=== REQUIREMENT ===
Your task is to restate the data word for word.

Data entries
■ ■ ■

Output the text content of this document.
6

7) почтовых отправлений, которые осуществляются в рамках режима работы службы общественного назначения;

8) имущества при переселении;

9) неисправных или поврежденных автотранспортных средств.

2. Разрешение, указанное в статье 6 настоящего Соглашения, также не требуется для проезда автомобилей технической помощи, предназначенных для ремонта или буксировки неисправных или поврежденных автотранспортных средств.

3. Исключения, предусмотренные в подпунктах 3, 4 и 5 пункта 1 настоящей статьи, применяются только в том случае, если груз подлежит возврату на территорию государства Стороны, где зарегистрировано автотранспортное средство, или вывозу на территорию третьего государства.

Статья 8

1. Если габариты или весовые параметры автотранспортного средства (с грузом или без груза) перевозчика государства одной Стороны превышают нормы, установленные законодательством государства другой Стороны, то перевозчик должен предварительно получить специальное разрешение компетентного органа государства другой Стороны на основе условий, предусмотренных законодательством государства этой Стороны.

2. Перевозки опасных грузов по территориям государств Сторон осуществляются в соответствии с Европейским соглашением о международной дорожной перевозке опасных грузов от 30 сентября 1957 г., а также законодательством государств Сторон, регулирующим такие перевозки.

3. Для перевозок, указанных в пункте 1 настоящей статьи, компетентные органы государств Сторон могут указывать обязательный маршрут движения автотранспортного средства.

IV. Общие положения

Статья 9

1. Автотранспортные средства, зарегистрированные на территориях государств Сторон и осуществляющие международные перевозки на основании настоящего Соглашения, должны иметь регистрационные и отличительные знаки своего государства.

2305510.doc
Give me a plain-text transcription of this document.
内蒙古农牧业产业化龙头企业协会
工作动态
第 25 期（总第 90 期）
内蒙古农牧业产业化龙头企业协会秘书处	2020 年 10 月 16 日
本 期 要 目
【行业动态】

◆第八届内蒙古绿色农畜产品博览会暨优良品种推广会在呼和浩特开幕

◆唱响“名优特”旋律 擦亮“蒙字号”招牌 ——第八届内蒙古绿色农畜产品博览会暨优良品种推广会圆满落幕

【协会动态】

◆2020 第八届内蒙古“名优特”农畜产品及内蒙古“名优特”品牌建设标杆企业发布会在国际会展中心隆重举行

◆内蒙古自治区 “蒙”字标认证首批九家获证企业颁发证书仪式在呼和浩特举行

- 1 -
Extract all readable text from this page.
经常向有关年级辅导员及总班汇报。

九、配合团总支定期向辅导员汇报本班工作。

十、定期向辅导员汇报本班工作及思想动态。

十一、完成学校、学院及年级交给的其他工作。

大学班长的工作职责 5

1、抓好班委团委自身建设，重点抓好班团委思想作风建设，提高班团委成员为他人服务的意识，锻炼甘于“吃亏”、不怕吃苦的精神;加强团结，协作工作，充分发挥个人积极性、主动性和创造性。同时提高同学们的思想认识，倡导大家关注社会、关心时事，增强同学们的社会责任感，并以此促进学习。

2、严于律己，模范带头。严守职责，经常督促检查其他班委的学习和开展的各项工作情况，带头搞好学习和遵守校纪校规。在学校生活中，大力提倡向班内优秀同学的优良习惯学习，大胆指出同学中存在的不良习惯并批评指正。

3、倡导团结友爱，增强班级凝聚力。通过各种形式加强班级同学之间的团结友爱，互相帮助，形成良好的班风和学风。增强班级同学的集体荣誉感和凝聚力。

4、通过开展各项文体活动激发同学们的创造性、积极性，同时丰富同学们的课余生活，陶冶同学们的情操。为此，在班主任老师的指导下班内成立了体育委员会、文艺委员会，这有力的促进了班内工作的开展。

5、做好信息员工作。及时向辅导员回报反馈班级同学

■ ■ ■

=== ANSWER TO THE PROBLEM ===
Output the text content of this document.
6

7) почтовых отправлений, которые осуществляются в рамках режима работы службы общественного назначения;

8) имущества при переселении;

9) неисправных или поврежденных автотранспортных средств.

2. Разрешение, указанное в статье 6 настоящего Соглашения, также не требуется для проезда автомобилей технической помощи, предназначенных для ремонта или буксировки неисправных или поврежденных автотранспортных средств.

3. Исключения, предусмотренные в подпунктах 3, 4 и 5 пункта 1 настоящей статьи, применяются только в том случае, если груз подлежит возврату на территорию государства Стороны, где зарегистрировано автотранспортное средство, или вывозу на территорию третьего государства.

Статья 8

1. Если габариты или весовые параметры автотранспортного средства (с грузом или без груза) перевозчика государства одной Стороны превышают нормы, установленные законодательством государства другой Стороны, то перевозчик должен предварительно получить специальное разрешение компетентного органа государства другой Стороны на основе условий, предусмотренных законодательством государства этой Стороны.

2. Перевозки опасных грузов по территориям государств Сторон осуществляются в соответствии с Европейским соглашением о международной дорожной перевозке опасных грузов от 30 сентября 1957 г., а также законодательством государств Сторон, регулирующим такие перевозки.

3. Для перевозок, указанных в пункте 1 настоящей статьи, компетентные органы государств Сторон могут указывать обязательный маршрут движения автотранспортного средства.

IV. Общие положения

Статья 9

1. Автотранспортные средства, зарегистрированные на территориях государств Сторон и осуществляющие международные перевозки на основании настоящего Соглашения, должны иметь регистрационные и отличительные знаки своего государства.

2305510.doc
Give me a plain-text transcription of this document.
内蒙古农牧业产业化龙头企业协会
工作动态
第 25 期（总第 90 期）
内蒙古农牧业产业化龙头企业协会秘书处	2020 年 10 月 16 日
本 期 要 目
【行业动态】

◆第八届内蒙古绿色农畜产品博览会暨优良品种推广会在呼和浩特开幕

◆唱响“名优特”旋律 擦亮“蒙字号”招牌 ——第八届内蒙古绿色农畜产品博览会暨优良品种推广会圆满落幕

【协会动态】

◆2020 第八届内蒙古“名优特”农畜产品及内蒙古“名优特”品牌建设标杆企业发布会在国际会展中心隆重举行

◆内蒙古自治区 “蒙”字标认证首批九家获证企业颁发证书仪式在呼和浩特举行

- 1 -
Extract all readable text from this page.
经常向有关年级辅导员及总班汇报。

九、配合团总支定期向辅导员汇报本班工作。

十、定期向辅导员汇报本班工作及思想动态。

十一、完成学校、学院及年级交给的其他工作。

大学班长的工作职责 5

1、抓好班委团委自身建设，重点抓好班团委思想作风建设，提高班团委成员为他人服务的意识，锻炼甘于“吃亏”、不怕吃苦的精神;加强团结，协作工作，充分发挥个人积极性、主动性和创造性。同时提高同学们的思想认识，倡导大家关注社会、关心时事，增强同学们的社会责任感，并以此促进学习。

2、严于律己，模范带头。严守职责，经常督促检查其他班委的学习和开展的各项工作情况，带头搞好学习和遵守校纪校规。在学校生活中，大力提倡向班内优秀同学的优良习惯学习，大胆指出同学中存在的不良习惯并批评指正。

3、倡导团结友爱，增强班级凝聚力。通过各种形式加强班级同学之间的团结友爱，互相帮助，形成良好的班风和学风。增强班级同学的集体荣誉感和凝聚力。

4、通过开展各项文体活动激发同学们的创造性、积极性，同时丰富同学们的课余生活，陶冶同学们的情操。为此，在班主任老师的指导下班内成立了体育委员会、文艺委员会，这有力的促进了班内工作的开展。

5、做好信息员工作。及时向辅导员回报反馈班级同学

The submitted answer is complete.